Dataset records:

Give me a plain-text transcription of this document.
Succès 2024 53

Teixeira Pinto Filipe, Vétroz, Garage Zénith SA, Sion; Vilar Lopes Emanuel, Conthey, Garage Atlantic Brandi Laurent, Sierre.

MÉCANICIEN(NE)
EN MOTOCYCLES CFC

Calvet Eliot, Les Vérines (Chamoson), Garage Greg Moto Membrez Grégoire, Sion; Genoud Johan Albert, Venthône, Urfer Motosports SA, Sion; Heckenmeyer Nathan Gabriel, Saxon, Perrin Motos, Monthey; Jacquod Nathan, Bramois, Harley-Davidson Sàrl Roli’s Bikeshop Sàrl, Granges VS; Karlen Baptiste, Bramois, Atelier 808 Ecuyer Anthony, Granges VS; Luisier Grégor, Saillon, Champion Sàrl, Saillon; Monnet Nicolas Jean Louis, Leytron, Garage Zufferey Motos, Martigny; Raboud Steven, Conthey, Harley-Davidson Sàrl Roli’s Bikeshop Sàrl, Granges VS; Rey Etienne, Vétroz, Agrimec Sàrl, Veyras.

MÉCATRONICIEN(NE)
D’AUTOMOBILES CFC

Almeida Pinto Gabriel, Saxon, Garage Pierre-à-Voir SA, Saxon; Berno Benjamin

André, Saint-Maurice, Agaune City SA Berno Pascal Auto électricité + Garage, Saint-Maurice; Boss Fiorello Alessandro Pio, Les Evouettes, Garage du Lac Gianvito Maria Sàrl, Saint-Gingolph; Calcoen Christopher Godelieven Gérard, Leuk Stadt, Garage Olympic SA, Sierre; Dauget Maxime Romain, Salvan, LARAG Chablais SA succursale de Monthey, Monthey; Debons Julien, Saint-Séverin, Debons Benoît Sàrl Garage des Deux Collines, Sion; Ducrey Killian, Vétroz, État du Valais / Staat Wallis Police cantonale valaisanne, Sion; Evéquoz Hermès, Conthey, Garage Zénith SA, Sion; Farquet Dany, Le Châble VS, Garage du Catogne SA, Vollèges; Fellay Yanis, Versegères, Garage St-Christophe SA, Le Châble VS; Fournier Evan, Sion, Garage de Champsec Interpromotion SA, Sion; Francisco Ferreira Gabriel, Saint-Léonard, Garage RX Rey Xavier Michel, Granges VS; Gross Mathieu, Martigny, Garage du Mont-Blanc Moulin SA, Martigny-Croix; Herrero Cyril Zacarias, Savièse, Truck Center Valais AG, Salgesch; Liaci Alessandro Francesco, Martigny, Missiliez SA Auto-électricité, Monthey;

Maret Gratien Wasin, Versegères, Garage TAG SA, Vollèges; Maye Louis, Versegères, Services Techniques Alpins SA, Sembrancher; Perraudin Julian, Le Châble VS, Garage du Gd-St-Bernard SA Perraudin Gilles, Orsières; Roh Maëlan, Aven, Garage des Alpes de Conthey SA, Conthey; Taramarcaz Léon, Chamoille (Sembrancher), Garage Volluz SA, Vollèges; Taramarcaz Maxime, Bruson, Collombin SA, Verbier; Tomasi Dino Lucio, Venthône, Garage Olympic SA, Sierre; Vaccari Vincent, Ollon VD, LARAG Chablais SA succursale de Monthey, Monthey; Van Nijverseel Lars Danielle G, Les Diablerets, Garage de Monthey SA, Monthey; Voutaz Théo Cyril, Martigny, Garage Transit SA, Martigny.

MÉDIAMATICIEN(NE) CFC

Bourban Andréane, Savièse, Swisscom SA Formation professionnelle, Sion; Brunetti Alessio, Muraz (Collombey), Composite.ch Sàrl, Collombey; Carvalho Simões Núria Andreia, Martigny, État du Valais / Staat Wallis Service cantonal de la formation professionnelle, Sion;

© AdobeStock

## [Task]
Repeat every record, exactly as written.

## [Task result]
Give me a plain-text transcription of this document.
Succès 2024 53

Teixeira Pinto Filipe, Vétroz, Garage Zénith SA, Sion; Vilar Lopes Emanuel, Conthey, Garage Atlantic Brandi Laurent, Sierre.

MÉCANICIEN(NE)
EN MOTOCYCLES CFC

Calvet Eliot, Les Vérines (Chamoson), Garage Greg Moto Membrez Grégoire, Sion; Genoud Johan Albert, Venthône, Urfer Motosports SA, Sion; Heckenmeyer Nathan Gabriel, Saxon, Perrin Motos, Monthey; Jacquod Nathan, Bramois, Harley-Davidson Sàrl Roli’s Bikeshop Sàrl, Granges VS; Karlen Baptiste, Bramois, Atelier 808 Ecuyer Anthony, Granges VS; Luisier Grégor, Saillon, Champion Sàrl, Saillon; Monnet Nicolas Jean Louis, Leytron, Garage Zufferey Motos, Martigny; Raboud Steven, Conthey, Harley-Davidson Sàrl Roli’s Bikeshop Sàrl, Granges VS; Rey Etienne, Vétroz, Agrimec Sàrl, Veyras.

MÉCATRONICIEN(NE)
D’AUTOMOBILES CFC

Almeida Pinto Gabriel, Saxon, Garage Pierre-à-Voir SA, Saxon; Berno Benjamin

André, Saint-Maurice, Agaune City SA Berno Pascal Auto électricité + Garage, Saint-Maurice; Boss Fiorello Alessandro Pio, Les Evouettes, Garage du Lac Gianvito Maria Sàrl, Saint-Gingolph; Calcoen Christopher Godelieven Gérard, Leuk Stadt, Garage Olympic SA, Sierre; Dauget Maxime Romain, Salvan, LARAG Chablais SA succursale de Monthey, Monthey; Debons Julien, Saint-Séverin, Debons Benoît Sàrl Garage des Deux Collines, Sion; Ducrey Killian, Vétroz, État du Valais / Staat Wallis Police cantonale valaisanne, Sion; Evéquoz Hermès, Conthey, Garage Zénith SA, Sion; Farquet Dany, Le Châble VS, Garage du Catogne SA, Vollèges; Fellay Yanis, Versegères, Garage St-Christophe SA, Le Châble VS; Fournier Evan, Sion, Garage de Champsec Interpromotion SA, Sion; Francisco Ferreira Gabriel, Saint-Léonard, Garage RX Rey Xavier Michel, Granges VS; Gross Mathieu, Martigny, Garage du Mont-Blanc Moulin SA, Martigny-Croix; Herrero Cyril Zacarias, Savièse, Truck Center Valais AG, Salgesch; Liaci Alessandro Francesco, Martigny, Missiliez SA Auto-électricité, Monthey;

Maret Gratien Wasin, Versegères, Garage TAG SA, Vollèges; Maye Louis, Versegères, Services Techniques Alpins SA, Sembrancher; Perraudin Julian, Le Châble VS, Garage du Gd-St-Bernard SA Perraudin Gilles, Orsières; Roh Maëlan, Aven, Garage des Alpes de Conthey SA, Conthey; Taramarcaz Léon, Chamoille (Sembrancher), Garage Volluz SA, Vollèges; Taramarcaz Maxime, Bruson, Collombin SA, Verbier; Tomasi Dino Lucio, Venthône, Garage Olympic SA, Sierre; Vaccari Vincent, Ollon VD, LARAG Chablais SA succursale de Monthey, Monthey; Van Nijverseel Lars Danielle G, Les Diablerets, Garage de Monthey SA, Monthey; Voutaz Théo Cyril, Martigny, Garage Transit SA, Martigny.

MÉDIAMATICIEN(NE) CFC

Bourban Andréane, Savièse, Swisscom SA Formation professionnelle, Sion; Brunetti Alessio, Muraz (Collombey), Composite.ch Sàrl, Collombey; Carvalho Simões Núria Andreia, Martigny, État du Valais / Staat Wallis Service cantonal de la formation professionnelle, Sion;

© AdobeStock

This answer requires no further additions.